What to do:
Transcribe the listing below word for word.
-- begin Input for this task --
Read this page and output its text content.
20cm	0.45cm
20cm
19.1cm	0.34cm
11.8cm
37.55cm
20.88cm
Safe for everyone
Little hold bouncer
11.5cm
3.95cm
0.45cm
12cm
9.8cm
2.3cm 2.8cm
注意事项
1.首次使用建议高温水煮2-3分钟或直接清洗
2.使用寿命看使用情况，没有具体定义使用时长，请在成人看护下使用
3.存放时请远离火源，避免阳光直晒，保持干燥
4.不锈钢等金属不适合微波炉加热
-- end Input for this task --
Response:
Read this page and output its text content.
20cm	0.45cm
20cm
19.1cm	0.34cm
11.8cm
37.55cm
20.88cm
Safe for everyone
Little hold bouncer
11.5cm
3.95cm
0.45cm
12cm
9.8cm
2.3cm 2.8cm
注意事项
1.首次使用建议高温水煮2-3分钟或直接清洗
2.使用寿命看使用情况，没有具体定义使用时长，请在成人看护下使用
3.存放时请远离火源，避免阳光直晒，保持干燥
4.不锈钢等金属不适合微波炉加热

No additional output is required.